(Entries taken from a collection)
***
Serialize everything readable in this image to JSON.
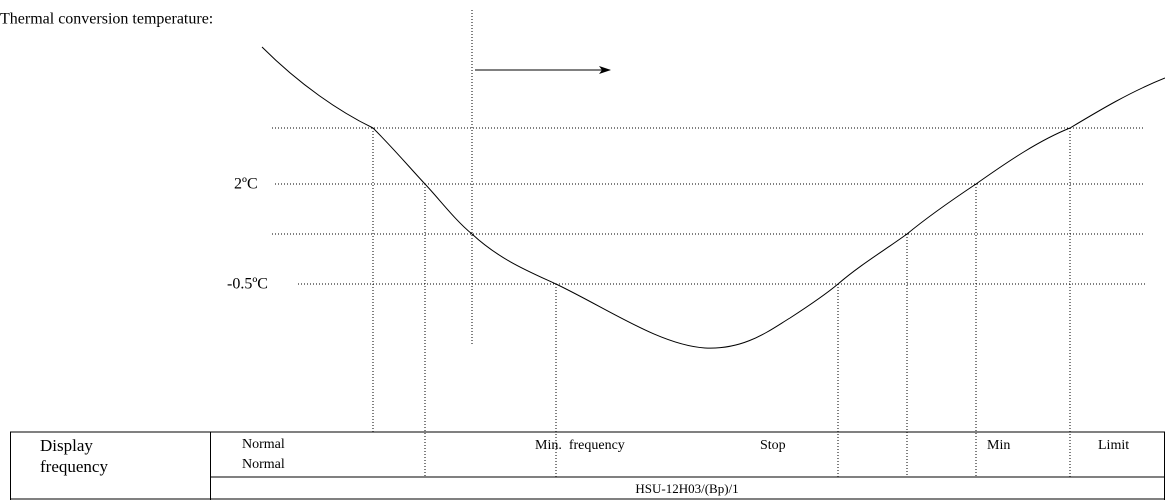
{
  "title": "Thermal conversion temperature:",
  "levels": [
    "2ºC",
    "-0.5ºC"
  ],
  "table": {
    "header": [
      "Display",
      "frequency"
    ],
    "zones": [
      "Normal",
      "Normal",
      "Min.  frequency",
      "Stop",
      "Min",
      "Limit"
    ],
    "footer": "HSU-12H03/(Bp)/1"
  }
}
***
**THE REQUEST:**
Omit all pictures while transcribing the entries verbatim.

**RESULT:**
Serialize everything readable in this image to JSON.
{
  "title": "Thermal conversion temperature:",
  "levels": [
    "2ºC",
    "-0.5ºC"
  ],
  "table": {
    "header": [
      "Display",
      "frequency"
    ],
    "zones": [
      "Normal",
      "Normal",
      "Min.  frequency",
      "Stop",
      "Min",
      "Limit"
    ],
    "footer": "HSU-12H03/(Bp)/1"
  }
}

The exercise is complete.